- [AIM OF THE EXERCISE]:
Where a line holds the word "hoạt", copy that line.

- [INPUT RECORDS]:

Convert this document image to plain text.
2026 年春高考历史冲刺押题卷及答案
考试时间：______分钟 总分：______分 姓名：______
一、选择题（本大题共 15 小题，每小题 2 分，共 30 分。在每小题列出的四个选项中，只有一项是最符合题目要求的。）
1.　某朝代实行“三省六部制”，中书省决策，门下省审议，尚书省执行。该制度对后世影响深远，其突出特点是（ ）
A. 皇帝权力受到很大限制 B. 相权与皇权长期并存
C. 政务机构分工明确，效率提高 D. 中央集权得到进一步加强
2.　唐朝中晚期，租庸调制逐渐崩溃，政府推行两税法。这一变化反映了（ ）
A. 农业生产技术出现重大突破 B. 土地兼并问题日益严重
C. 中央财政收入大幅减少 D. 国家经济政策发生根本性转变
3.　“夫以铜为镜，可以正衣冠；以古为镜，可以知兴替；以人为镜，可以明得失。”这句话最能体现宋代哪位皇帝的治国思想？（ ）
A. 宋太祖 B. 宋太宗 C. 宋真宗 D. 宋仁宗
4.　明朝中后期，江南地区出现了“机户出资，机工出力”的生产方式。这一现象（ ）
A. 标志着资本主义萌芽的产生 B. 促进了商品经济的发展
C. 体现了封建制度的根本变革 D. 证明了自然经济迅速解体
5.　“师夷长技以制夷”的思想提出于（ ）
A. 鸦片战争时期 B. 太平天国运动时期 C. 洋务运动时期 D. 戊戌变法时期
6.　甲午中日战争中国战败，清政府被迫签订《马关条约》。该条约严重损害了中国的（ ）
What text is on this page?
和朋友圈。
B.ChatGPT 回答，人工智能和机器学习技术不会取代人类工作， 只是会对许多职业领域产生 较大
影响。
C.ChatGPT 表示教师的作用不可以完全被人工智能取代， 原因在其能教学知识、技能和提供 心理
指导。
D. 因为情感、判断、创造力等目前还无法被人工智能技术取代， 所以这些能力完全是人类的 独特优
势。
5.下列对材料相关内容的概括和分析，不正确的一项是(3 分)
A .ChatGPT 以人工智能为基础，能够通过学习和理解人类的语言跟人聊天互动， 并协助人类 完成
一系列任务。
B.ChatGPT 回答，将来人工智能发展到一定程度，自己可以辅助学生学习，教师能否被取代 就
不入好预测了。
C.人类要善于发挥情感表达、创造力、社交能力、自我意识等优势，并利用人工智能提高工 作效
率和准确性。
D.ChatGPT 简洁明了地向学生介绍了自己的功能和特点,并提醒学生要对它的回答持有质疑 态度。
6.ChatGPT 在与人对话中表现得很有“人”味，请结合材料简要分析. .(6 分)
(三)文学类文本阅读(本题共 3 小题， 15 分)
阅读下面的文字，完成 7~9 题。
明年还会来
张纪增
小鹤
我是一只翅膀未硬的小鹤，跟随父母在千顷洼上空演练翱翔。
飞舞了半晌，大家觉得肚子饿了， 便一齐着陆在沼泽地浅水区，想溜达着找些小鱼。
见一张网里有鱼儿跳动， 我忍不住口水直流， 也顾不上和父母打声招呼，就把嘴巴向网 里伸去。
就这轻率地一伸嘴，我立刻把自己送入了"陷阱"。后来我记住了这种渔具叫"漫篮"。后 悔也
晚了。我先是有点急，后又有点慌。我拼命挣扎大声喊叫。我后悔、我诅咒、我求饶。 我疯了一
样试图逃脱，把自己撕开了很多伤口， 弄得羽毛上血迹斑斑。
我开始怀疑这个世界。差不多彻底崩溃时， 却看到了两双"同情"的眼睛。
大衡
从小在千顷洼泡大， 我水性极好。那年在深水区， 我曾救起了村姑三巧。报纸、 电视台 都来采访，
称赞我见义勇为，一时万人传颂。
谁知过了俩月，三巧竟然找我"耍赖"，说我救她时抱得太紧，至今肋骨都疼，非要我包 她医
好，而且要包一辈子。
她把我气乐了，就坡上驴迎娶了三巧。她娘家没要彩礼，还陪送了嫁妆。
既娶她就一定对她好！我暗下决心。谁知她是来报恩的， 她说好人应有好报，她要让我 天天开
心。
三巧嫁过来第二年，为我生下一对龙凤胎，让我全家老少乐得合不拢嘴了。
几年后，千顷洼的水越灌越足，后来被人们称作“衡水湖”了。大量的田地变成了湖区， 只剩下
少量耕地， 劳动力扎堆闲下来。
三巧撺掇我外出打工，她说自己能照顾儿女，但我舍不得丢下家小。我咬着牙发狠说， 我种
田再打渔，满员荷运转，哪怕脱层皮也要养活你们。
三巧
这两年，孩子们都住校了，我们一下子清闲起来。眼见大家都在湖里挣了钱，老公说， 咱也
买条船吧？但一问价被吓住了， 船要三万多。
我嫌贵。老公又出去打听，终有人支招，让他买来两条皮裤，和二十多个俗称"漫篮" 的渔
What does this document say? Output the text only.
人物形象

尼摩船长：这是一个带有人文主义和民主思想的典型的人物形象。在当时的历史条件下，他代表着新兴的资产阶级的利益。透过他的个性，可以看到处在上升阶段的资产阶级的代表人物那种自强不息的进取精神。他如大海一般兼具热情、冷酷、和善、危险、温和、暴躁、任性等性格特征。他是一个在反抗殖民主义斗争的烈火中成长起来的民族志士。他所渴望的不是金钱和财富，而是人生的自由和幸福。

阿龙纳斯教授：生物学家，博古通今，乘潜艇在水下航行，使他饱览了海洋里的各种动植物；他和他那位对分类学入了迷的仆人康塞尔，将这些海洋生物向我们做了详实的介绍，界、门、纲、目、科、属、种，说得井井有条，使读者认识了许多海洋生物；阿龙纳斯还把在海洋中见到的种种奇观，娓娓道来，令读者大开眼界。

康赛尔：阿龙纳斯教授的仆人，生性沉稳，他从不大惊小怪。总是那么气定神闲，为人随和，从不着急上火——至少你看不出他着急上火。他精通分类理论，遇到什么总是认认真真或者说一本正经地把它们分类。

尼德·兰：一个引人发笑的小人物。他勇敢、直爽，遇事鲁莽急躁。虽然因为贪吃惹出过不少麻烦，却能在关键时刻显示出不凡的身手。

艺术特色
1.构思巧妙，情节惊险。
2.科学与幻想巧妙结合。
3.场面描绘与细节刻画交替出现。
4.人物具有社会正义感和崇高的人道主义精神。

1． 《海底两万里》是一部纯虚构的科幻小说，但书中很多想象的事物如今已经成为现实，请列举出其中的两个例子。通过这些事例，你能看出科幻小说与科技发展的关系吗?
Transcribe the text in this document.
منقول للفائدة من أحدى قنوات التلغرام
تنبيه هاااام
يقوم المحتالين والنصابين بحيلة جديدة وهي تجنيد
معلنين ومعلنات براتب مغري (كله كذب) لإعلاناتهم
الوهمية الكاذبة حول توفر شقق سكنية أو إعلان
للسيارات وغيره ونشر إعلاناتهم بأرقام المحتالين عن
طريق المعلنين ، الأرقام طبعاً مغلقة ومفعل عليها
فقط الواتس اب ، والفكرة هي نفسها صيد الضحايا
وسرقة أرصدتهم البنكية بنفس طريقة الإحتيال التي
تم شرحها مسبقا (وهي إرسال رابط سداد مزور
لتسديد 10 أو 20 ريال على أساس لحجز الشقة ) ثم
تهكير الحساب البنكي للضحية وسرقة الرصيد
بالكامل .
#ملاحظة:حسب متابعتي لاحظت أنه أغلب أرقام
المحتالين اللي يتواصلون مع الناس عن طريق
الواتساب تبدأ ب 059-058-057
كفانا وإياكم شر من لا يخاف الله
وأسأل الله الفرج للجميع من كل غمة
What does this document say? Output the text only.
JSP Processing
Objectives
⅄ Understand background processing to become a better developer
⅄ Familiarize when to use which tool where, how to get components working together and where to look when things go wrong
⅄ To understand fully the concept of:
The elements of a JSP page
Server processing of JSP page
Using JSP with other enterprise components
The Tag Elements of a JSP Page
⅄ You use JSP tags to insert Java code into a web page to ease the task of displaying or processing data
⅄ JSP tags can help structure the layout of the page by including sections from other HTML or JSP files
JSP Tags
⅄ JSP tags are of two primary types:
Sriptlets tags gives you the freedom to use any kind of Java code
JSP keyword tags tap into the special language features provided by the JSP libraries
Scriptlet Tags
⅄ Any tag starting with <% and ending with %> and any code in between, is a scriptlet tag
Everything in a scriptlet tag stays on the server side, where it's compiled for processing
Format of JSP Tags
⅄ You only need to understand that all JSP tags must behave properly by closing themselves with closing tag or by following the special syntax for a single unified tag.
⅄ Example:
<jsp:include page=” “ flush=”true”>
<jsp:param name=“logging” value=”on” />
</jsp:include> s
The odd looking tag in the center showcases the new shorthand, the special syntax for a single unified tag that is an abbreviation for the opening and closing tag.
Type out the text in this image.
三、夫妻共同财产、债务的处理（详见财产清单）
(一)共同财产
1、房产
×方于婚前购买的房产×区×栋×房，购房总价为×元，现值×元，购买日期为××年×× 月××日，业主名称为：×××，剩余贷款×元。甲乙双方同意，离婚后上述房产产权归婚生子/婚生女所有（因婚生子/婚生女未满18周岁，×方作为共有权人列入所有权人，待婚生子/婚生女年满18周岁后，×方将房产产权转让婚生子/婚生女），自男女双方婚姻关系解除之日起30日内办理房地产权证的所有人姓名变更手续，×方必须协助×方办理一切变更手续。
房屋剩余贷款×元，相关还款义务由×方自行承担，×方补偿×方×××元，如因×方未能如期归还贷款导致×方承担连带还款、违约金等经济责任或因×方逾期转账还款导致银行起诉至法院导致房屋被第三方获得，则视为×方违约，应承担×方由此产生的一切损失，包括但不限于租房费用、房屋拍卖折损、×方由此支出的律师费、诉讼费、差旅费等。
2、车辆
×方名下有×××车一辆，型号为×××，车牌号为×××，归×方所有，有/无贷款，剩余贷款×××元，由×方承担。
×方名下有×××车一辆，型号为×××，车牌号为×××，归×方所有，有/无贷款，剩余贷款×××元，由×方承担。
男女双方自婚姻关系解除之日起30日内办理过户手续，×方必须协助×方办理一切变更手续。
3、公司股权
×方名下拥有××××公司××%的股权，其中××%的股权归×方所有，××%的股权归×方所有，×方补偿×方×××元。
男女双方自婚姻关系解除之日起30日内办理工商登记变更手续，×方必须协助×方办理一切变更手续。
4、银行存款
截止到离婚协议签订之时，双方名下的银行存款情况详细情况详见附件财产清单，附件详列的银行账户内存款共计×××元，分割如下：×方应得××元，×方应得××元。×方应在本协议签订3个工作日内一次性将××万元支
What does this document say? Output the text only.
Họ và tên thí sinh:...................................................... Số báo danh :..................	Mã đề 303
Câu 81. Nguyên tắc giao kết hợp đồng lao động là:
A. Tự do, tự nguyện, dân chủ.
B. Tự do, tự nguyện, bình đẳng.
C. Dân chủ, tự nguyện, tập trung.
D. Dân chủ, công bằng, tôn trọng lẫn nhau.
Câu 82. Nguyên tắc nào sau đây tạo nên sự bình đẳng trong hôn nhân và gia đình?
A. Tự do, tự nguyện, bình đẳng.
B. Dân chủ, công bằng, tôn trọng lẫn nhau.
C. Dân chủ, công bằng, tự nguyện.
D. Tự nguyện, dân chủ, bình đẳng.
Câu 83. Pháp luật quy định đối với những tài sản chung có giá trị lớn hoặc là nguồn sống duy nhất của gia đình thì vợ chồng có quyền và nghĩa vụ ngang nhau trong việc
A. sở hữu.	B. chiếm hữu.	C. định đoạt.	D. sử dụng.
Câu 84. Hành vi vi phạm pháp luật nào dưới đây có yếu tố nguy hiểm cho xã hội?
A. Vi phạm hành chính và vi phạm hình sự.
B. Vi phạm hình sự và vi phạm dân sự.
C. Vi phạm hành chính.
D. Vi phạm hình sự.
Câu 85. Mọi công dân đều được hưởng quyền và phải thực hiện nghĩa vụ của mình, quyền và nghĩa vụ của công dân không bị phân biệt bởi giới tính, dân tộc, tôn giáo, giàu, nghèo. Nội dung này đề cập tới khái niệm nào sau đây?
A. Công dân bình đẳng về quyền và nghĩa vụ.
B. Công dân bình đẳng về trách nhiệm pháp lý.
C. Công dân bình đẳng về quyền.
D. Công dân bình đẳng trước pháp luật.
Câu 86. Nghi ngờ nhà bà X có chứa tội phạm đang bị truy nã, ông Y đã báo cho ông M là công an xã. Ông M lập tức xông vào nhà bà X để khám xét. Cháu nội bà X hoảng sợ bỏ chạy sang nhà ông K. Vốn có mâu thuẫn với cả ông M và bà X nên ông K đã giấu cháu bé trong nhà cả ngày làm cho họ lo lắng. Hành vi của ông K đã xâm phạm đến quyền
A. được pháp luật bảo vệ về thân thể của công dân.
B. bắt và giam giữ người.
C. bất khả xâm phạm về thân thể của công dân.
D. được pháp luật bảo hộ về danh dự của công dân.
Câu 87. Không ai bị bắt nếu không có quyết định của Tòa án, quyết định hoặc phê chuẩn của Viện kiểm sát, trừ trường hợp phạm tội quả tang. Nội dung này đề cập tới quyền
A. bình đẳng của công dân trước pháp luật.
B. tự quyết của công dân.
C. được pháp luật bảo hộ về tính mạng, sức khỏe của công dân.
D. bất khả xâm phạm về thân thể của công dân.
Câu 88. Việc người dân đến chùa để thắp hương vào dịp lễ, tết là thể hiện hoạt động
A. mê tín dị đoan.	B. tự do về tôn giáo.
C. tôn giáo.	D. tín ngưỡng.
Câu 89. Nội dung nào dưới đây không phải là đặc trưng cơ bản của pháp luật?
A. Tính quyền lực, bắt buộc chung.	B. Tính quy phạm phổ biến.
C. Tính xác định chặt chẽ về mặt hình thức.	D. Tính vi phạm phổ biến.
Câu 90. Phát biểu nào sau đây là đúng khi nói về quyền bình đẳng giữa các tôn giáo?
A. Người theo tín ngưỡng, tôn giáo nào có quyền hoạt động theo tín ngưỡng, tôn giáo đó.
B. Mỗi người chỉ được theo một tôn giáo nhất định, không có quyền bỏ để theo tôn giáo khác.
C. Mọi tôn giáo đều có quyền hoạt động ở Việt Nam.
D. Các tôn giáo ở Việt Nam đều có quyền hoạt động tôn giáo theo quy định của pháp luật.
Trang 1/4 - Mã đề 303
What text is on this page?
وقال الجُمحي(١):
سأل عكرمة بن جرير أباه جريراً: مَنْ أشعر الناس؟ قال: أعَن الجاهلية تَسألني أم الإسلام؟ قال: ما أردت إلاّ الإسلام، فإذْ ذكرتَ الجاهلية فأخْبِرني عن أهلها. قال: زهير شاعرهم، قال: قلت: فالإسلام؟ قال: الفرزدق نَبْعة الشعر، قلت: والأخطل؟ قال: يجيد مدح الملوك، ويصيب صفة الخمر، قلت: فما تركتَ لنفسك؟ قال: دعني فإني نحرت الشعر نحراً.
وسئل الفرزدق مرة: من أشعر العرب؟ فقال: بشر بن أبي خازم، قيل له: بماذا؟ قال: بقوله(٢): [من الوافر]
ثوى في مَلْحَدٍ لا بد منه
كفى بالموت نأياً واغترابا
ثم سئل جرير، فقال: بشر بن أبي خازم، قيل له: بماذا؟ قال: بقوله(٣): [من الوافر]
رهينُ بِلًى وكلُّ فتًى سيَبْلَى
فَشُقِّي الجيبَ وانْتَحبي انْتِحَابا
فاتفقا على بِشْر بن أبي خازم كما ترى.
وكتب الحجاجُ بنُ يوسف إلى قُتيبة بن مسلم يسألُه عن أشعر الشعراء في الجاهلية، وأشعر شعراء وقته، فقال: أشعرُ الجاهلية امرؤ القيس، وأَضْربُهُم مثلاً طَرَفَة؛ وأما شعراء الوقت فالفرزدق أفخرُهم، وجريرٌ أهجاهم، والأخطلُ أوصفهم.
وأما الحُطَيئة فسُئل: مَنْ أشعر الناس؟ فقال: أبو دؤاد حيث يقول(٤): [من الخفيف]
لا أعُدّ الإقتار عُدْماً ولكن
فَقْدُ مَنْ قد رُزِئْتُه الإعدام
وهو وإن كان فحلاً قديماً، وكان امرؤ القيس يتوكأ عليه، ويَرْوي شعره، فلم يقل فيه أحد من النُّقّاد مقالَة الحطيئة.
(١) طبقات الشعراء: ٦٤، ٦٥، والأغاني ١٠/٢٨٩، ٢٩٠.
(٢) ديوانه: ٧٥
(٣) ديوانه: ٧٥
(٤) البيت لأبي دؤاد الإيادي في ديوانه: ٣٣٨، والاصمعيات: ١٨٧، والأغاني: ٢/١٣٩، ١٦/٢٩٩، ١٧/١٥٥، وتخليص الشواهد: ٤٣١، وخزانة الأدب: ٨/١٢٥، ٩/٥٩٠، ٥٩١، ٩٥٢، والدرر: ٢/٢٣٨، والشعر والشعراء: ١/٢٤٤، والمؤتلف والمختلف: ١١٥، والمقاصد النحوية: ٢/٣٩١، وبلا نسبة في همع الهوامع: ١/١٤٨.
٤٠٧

- [RESPONSE TO THE TASK]:
Câu 88. Việc người dân đến chùa để thắp hương vào dịp lễ, tết là thể hiện hoạt động
A. Người theo tín ngưỡng, tôn giáo nào có quyền hoạt động theo tín ngưỡng, tôn giáo đó.
C. Mọi tôn giáo đều có quyền hoạt động ở Việt Nam.
D. Các tôn giáo ở Việt Nam đều có quyền hoạt động tôn giáo theo quy định của pháp luật.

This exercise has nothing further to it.